- TASK STATEMENT
Pictures do not belong in the copy, so please give every entry below again exactly.

[Dataset records on visual material]
+++

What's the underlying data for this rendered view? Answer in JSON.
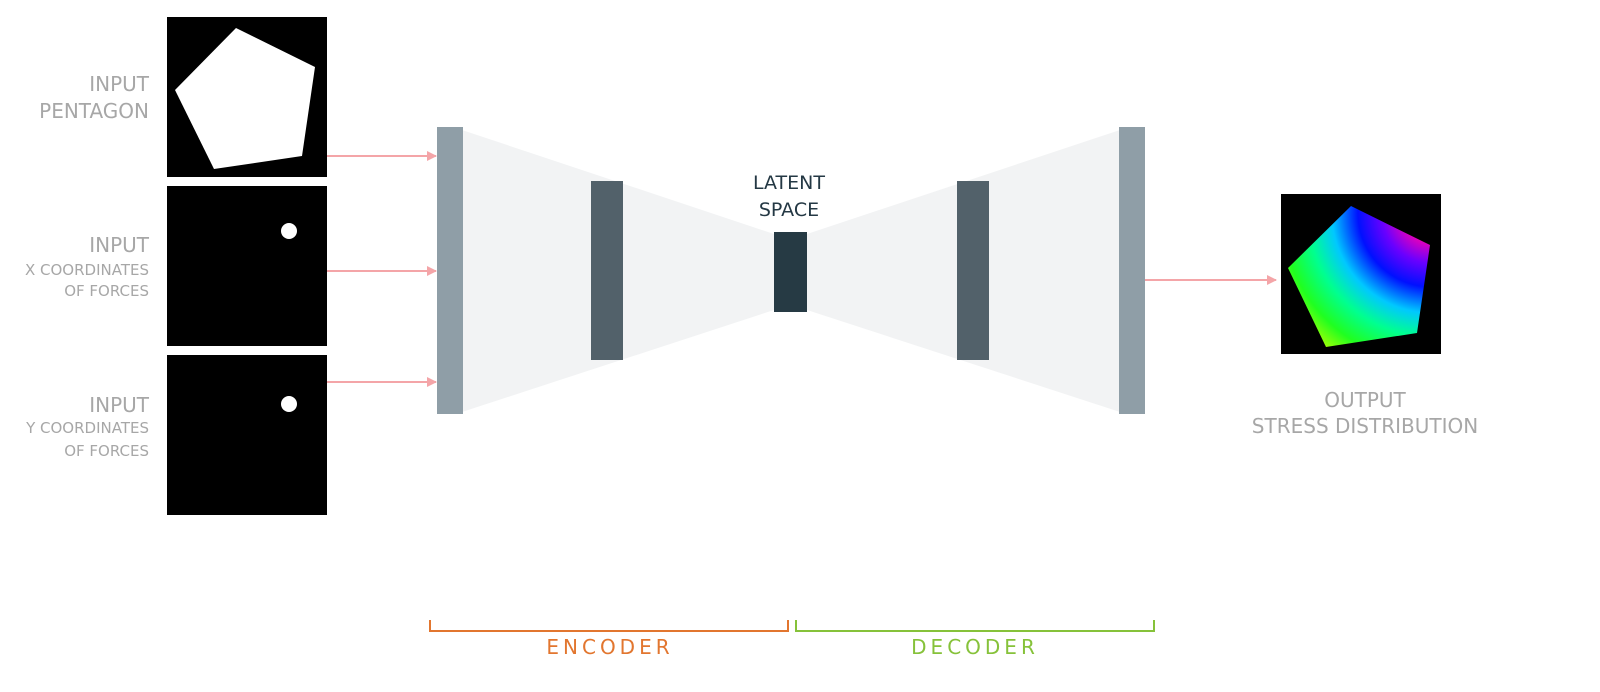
{
  "inputs": {
    "pentagon": {
      "line1": "INPUT",
      "line2": "PENTAGON"
    },
    "x_forces": {
      "line1": "INPUT",
      "line2": "X COORDINATES",
      "line3": "OF FORCES"
    },
    "y_forces": {
      "line1": "INPUT",
      "line2": "Y COORDINATES",
      "line3": "OF FORCES"
    }
  },
  "latent": {
    "line1": "LATENT",
    "line2": "SPACE"
  },
  "output": {
    "line1": "OUTPUT",
    "line2": "STRESS DISTRIBUTION"
  },
  "encoder_label": "ENCODER",
  "decoder_label": "DECODER",
  "colors": {
    "arrow": "#f4a5a8",
    "outer_layer": "#8f9ea7",
    "middle_layer": "#52616a",
    "latent_block": "#263a44",
    "funnel": "#f2f3f4",
    "encoder": "#e2762f",
    "decoder": "#86c23a",
    "label": "#a7a7a7"
  }
}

+++

- ANSWER IN FULL
What's the underlying data for this rendered view? Answer in JSON.
{
  "inputs": {
    "pentagon": {
      "line1": "INPUT",
      "line2": "PENTAGON"
    },
    "x_forces": {
      "line1": "INPUT",
      "line2": "X COORDINATES",
      "line3": "OF FORCES"
    },
    "y_forces": {
      "line1": "INPUT",
      "line2": "Y COORDINATES",
      "line3": "OF FORCES"
    }
  },
  "latent": {
    "line1": "LATENT",
    "line2": "SPACE"
  },
  "output": {
    "line1": "OUTPUT",
    "line2": "STRESS DISTRIBUTION"
  },
  "encoder_label": "ENCODER",
  "decoder_label": "DECODER",
  "colors": {
    "arrow": "#f4a5a8",
    "outer_layer": "#8f9ea7",
    "middle_layer": "#52616a",
    "latent_block": "#263a44",
    "funnel": "#f2f3f4",
    "encoder": "#e2762f",
    "decoder": "#86c23a",
    "label": "#a7a7a7"
  }
}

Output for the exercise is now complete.